## INSTRUCTIONS FOR THE TASK
Look through the material below and count the lines with the string "Consumidor". Report only the count.

## DATASET CONTENT
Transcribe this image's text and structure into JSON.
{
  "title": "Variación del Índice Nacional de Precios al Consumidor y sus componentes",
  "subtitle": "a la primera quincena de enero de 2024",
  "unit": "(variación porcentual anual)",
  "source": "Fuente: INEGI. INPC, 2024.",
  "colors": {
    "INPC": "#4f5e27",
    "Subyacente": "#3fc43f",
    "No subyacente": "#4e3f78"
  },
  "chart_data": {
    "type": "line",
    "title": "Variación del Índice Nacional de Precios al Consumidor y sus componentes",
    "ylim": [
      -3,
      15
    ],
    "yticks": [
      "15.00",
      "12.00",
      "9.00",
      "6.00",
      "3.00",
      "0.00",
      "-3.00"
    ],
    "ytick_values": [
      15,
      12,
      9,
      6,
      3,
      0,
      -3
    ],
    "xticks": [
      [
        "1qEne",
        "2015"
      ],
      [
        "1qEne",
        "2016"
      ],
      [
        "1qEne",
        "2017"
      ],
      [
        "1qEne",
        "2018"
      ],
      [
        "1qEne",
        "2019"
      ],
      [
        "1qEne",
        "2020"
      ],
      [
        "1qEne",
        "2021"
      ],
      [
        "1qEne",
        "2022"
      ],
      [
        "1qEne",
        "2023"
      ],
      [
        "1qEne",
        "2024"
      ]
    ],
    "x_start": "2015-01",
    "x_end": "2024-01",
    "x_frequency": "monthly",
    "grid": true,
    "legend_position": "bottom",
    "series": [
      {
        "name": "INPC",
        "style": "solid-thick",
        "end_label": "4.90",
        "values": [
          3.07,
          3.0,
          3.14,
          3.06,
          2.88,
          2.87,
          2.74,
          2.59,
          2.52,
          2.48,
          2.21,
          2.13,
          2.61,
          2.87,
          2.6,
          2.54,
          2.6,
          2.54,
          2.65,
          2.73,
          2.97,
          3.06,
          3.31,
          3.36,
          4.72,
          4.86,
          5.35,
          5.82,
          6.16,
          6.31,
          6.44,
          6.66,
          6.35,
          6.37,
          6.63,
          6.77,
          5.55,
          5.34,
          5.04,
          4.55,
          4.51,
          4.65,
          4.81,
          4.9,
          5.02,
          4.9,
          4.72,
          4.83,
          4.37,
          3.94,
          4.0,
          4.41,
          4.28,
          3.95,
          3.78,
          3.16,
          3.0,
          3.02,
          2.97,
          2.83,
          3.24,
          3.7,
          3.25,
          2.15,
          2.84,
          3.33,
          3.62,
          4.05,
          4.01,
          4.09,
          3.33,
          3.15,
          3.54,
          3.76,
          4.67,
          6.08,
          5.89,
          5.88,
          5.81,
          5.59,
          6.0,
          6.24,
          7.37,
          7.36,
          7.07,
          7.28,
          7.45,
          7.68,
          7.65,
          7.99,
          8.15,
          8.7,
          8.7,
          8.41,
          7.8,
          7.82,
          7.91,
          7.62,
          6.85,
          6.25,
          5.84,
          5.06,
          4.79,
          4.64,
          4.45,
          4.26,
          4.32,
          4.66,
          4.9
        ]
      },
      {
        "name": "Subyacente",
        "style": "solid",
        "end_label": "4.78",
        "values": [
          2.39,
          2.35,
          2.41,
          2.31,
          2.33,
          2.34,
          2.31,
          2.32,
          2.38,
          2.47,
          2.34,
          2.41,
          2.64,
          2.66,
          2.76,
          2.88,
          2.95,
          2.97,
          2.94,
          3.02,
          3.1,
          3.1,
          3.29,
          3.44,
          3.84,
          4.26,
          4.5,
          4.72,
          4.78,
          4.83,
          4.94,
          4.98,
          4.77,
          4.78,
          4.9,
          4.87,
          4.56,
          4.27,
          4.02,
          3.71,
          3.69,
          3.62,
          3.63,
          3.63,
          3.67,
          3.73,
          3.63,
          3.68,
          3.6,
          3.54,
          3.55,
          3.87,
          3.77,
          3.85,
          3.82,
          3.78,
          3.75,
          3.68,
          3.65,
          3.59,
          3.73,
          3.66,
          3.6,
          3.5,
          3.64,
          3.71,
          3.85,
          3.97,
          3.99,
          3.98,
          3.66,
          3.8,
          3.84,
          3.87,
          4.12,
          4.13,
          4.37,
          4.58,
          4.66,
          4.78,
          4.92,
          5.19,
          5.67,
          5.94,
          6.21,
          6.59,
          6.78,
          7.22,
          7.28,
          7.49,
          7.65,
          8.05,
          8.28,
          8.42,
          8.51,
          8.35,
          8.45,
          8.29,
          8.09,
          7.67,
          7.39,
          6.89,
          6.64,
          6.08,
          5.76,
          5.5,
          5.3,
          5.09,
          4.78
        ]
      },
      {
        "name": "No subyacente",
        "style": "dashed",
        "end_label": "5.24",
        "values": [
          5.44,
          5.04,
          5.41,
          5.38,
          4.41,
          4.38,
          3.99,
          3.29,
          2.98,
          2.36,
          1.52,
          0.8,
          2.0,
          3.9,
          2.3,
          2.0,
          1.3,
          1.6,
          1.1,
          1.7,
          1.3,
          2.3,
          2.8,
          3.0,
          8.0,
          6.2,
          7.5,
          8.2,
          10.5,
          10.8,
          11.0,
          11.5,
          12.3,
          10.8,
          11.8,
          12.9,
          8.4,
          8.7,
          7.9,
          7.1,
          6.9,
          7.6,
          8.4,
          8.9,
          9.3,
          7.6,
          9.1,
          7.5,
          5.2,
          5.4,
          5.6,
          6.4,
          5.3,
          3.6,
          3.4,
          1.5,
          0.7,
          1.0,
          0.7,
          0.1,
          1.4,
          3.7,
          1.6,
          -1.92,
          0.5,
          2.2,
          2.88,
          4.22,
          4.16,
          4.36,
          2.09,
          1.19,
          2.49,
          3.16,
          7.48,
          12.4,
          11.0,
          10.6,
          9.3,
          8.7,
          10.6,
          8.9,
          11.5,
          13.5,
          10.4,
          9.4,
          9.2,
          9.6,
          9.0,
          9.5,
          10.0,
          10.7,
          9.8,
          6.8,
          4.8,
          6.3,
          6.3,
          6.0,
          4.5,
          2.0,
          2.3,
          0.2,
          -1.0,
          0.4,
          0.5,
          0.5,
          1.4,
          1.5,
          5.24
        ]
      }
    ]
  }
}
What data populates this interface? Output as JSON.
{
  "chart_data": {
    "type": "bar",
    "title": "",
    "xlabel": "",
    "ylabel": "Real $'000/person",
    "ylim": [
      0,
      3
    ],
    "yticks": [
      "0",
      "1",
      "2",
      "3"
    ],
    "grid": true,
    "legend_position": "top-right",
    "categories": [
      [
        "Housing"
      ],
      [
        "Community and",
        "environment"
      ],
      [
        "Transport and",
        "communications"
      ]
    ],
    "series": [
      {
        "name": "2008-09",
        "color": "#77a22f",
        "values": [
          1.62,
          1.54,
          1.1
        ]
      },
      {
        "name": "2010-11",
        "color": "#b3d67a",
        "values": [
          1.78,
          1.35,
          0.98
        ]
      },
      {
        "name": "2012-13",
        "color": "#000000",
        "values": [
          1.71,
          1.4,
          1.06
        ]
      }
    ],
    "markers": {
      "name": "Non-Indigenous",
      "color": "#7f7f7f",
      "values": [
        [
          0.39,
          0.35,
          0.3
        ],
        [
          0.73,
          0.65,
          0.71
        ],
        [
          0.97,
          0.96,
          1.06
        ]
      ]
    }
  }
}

## THE OUTPUT
2